It is required that all of the data be written out exactly.

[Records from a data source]
........

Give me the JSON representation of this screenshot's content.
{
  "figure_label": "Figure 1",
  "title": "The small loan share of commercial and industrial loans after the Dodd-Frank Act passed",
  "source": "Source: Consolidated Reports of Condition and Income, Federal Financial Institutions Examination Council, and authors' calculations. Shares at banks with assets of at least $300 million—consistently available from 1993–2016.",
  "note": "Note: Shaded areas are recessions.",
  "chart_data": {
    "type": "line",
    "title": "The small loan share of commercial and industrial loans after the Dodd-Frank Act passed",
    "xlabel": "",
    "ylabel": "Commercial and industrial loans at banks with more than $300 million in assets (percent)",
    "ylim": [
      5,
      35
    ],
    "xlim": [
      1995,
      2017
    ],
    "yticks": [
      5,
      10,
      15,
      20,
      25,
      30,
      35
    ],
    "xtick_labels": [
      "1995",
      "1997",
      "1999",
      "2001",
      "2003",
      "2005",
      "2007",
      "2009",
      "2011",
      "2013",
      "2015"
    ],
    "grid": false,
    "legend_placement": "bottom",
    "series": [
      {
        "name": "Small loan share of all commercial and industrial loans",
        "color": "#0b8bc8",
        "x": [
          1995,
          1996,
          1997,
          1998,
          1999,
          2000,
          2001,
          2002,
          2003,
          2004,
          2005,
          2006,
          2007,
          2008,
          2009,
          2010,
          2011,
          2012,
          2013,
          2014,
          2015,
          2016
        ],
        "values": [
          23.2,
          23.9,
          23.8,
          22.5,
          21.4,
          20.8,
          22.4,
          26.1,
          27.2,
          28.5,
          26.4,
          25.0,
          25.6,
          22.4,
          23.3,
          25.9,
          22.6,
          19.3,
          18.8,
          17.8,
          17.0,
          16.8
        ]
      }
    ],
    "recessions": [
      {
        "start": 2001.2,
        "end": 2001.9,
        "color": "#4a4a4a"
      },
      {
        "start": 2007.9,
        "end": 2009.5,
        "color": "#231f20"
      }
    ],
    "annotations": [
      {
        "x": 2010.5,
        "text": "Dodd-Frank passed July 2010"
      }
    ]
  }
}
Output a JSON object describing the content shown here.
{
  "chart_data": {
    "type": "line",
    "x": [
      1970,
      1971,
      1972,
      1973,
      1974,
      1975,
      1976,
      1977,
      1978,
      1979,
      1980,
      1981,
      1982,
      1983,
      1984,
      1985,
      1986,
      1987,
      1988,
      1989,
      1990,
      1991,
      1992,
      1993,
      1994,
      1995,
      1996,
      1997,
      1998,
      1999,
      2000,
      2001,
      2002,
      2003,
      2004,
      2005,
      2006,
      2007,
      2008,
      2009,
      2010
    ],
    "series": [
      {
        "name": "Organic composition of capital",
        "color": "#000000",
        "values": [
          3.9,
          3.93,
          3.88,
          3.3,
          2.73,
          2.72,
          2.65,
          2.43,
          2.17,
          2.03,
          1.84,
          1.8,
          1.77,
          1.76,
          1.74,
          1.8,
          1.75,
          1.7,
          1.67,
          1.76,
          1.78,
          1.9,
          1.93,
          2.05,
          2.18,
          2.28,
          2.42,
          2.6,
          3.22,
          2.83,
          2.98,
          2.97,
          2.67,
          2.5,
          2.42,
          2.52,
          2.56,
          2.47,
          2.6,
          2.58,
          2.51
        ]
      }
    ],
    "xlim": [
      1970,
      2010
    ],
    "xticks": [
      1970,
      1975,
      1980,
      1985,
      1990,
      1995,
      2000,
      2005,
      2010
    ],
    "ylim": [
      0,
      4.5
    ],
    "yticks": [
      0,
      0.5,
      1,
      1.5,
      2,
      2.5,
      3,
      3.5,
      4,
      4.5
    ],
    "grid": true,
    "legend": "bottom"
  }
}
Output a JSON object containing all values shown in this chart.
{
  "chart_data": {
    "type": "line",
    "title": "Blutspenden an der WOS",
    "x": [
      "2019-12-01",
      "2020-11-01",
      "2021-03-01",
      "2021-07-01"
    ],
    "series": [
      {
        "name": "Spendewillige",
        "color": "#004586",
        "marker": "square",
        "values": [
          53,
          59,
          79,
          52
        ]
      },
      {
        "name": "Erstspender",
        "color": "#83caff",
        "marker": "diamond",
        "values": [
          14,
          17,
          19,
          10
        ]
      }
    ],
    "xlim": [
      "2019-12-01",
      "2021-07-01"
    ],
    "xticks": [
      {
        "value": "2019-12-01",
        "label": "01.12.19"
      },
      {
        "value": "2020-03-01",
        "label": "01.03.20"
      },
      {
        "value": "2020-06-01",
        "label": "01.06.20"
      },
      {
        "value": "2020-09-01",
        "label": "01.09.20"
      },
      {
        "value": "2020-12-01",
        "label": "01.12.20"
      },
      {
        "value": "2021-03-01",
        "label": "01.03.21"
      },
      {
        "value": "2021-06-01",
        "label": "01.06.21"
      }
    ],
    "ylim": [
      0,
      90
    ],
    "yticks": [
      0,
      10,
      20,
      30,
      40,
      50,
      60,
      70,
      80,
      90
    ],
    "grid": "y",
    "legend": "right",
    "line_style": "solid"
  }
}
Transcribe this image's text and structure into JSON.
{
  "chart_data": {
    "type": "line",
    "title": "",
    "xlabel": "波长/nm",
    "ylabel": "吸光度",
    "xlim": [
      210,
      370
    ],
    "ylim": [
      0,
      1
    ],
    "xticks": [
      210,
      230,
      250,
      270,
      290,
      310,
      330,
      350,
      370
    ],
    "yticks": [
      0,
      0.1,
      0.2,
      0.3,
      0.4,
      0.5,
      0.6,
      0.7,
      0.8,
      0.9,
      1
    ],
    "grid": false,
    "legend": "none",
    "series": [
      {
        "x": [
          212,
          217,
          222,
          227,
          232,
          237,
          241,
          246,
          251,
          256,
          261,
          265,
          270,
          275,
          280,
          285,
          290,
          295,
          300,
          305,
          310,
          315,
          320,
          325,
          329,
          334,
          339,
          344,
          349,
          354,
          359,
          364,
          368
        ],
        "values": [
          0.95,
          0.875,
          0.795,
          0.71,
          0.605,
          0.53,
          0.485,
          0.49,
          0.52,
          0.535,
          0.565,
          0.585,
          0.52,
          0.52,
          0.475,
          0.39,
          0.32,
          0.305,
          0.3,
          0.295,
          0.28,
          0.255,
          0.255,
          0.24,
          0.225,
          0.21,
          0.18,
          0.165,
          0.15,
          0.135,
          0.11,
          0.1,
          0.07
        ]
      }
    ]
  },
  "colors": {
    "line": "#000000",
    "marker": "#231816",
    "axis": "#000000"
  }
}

........

THE RESULT
Give me the JSON representation of this screenshot's content.
{
  "figure_label": "Figure 1",
  "title": "The small loan share of commercial and industrial loans after the Dodd-Frank Act passed",
  "source": "Source: Consolidated Reports of Condition and Income, Federal Financial Institutions Examination Council, and authors' calculations. Shares at banks with assets of at least $300 million—consistently available from 1993–2016.",
  "note": "Note: Shaded areas are recessions.",
  "chart_data": {
    "type": "line",
    "title": "The small loan share of commercial and industrial loans after the Dodd-Frank Act passed",
    "xlabel": "",
    "ylabel": "Commercial and industrial loans at banks with more than $300 million in assets (percent)",
    "ylim": [
      5,
      35
    ],
    "xlim": [
      1995,
      2017
    ],
    "yticks": [
      5,
      10,
      15,
      20,
      25,
      30,
      35
    ],
    "xtick_labels": [
      "1995",
      "1997",
      "1999",
      "2001",
      "2003",
      "2005",
      "2007",
      "2009",
      "2011",
      "2013",
      "2015"
    ],
    "grid": false,
    "legend_placement": "bottom",
    "series": [
      {
        "name": "Small loan share of all commercial and industrial loans",
        "color": "#0b8bc8",
        "x": [
          1995,
          1996,
          1997,
          1998,
          1999,
          2000,
          2001,
          2002,
          2003,
          2004,
          2005,
          2006,
          2007,
          2008,
          2009,
          2010,
          2011,
          2012,
          2013,
          2014,
          2015,
          2016
        ],
        "values": [
          23.2,
          23.9,
          23.8,
          22.5,
          21.4,
          20.8,
          22.4,
          26.1,
          27.2,
          28.5,
          26.4,
          25.0,
          25.6,
          22.4,
          23.3,
          25.9,
          22.6,
          19.3,
          18.8,
          17.8,
          17.0,
          16.8
        ]
      }
    ],
    "recessions": [
      {
        "start": 2001.2,
        "end": 2001.9,
        "color": "#4a4a4a"
      },
      {
        "start": 2007.9,
        "end": 2009.5,
        "color": "#231f20"
      }
    ],
    "annotations": [
      {
        "x": 2010.5,
        "text": "Dodd-Frank passed July 2010"
      }
    ]
  }
}
Output a JSON object describing the content shown here.
{
  "chart_data": {
    "type": "line",
    "x": [
      1970,
      1971,
      1972,
      1973,
      1974,
      1975,
      1976,
      1977,
      1978,
      1979,
      1980,
      1981,
      1982,
      1983,
      1984,
      1985,
      1986,
      1987,
      1988,
      1989,
      1990,
      1991,
      1992,
      1993,
      1994,
      1995,
      1996,
      1997,
      1998,
      1999,
      2000,
      2001,
      2002,
      2003,
      2004,
      2005,
      2006,
      2007,
      2008,
      2009,
      2010
    ],
    "series": [
      {
        "name": "Organic composition of capital",
        "color": "#000000",
        "values": [
          3.9,
          3.93,
          3.88,
          3.3,
          2.73,
          2.72,
          2.65,
          2.43,
          2.17,
          2.03,
          1.84,
          1.8,
          1.77,
          1.76,
          1.74,
          1.8,
          1.75,
          1.7,
          1.67,
          1.76,
          1.78,
          1.9,
          1.93,
          2.05,
          2.18,
          2.28,
          2.42,
          2.6,
          3.22,
          2.83,
          2.98,
          2.97,
          2.67,
          2.5,
          2.42,
          2.52,
          2.56,
          2.47,
          2.6,
          2.58,
          2.51
        ]
      }
    ],
    "xlim": [
      1970,
      2010
    ],
    "xticks": [
      1970,
      1975,
      1980,
      1985,
      1990,
      1995,
      2000,
      2005,
      2010
    ],
    "ylim": [
      0,
      4.5
    ],
    "yticks": [
      0,
      0.5,
      1,
      1.5,
      2,
      2.5,
      3,
      3.5,
      4,
      4.5
    ],
    "grid": true,
    "legend": "bottom"
  }
}
Output a JSON object containing all values shown in this chart.
{
  "chart_data": {
    "type": "line",
    "title": "Blutspenden an der WOS",
    "x": [
      "2019-12-01",
      "2020-11-01",
      "2021-03-01",
      "2021-07-01"
    ],
    "series": [
      {
        "name": "Spendewillige",
        "color": "#004586",
        "marker": "square",
        "values": [
          53,
          59,
          79,
          52
        ]
      },
      {
        "name": "Erstspender",
        "color": "#83caff",
        "marker": "diamond",
        "values": [
          14,
          17,
          19,
          10
        ]
      }
    ],
    "xlim": [
      "2019-12-01",
      "2021-07-01"
    ],
    "xticks": [
      {
        "value": "2019-12-01",
        "label": "01.12.19"
      },
      {
        "value": "2020-03-01",
        "label": "01.03.20"
      },
      {
        "value": "2020-06-01",
        "label": "01.06.20"
      },
      {
        "value": "2020-09-01",
        "label": "01.09.20"
      },
      {
        "value": "2020-12-01",
        "label": "01.12.20"
      },
      {
        "value": "2021-03-01",
        "label": "01.03.21"
      },
      {
        "value": "2021-06-01",
        "label": "01.06.21"
      }
    ],
    "ylim": [
      0,
      90
    ],
    "yticks": [
      0,
      10,
      20,
      30,
      40,
      50,
      60,
      70,
      80,
      90
    ],
    "grid": "y",
    "legend": "right",
    "line_style": "solid"
  }
}
Transcribe this image's text and structure into JSON.
{
  "chart_data": {
    "type": "line",
    "title": "",
    "xlabel": "波长/nm",
    "ylabel": "吸光度",
    "xlim": [
      210,
      370
    ],
    "ylim": [
      0,
      1
    ],
    "xticks": [
      210,
      230,
      250,
      270,
      290,
      310,
      330,
      350,
      370
    ],
    "yticks": [
      0,
      0.1,
      0.2,
      0.3,
      0.4,
      0.5,
      0.6,
      0.7,
      0.8,
      0.9,
      1
    ],
    "grid": false,
    "legend": "none",
    "series": [
      {
        "x": [
          212,
          217,
          222,
          227,
          232,
          237,
          241,
          246,
          251,
          256,
          261,
          265,
          270,
          275,
          280,
          285,
          290,
          295,
          300,
          305,
          310,
          315,
          320,
          325,
          329,
          334,
          339,
          344,
          349,
          354,
          359,
          364,
          368
        ],
        "values": [
          0.95,
          0.875,
          0.795,
          0.71,
          0.605,
          0.53,
          0.485,
          0.49,
          0.52,
          0.535,
          0.565,
          0.585,
          0.52,
          0.52,
          0.475,
          0.39,
          0.32,
          0.305,
          0.3,
          0.295,
          0.28,
          0.255,
          0.255,
          0.24,
          0.225,
          0.21,
          0.18,
          0.165,
          0.15,
          0.135,
          0.11,
          0.1,
          0.07
        ]
      }
    ]
  },
  "colors": {
    "line": "#000000",
    "marker": "#231816",
    "axis": "#000000"
  }
}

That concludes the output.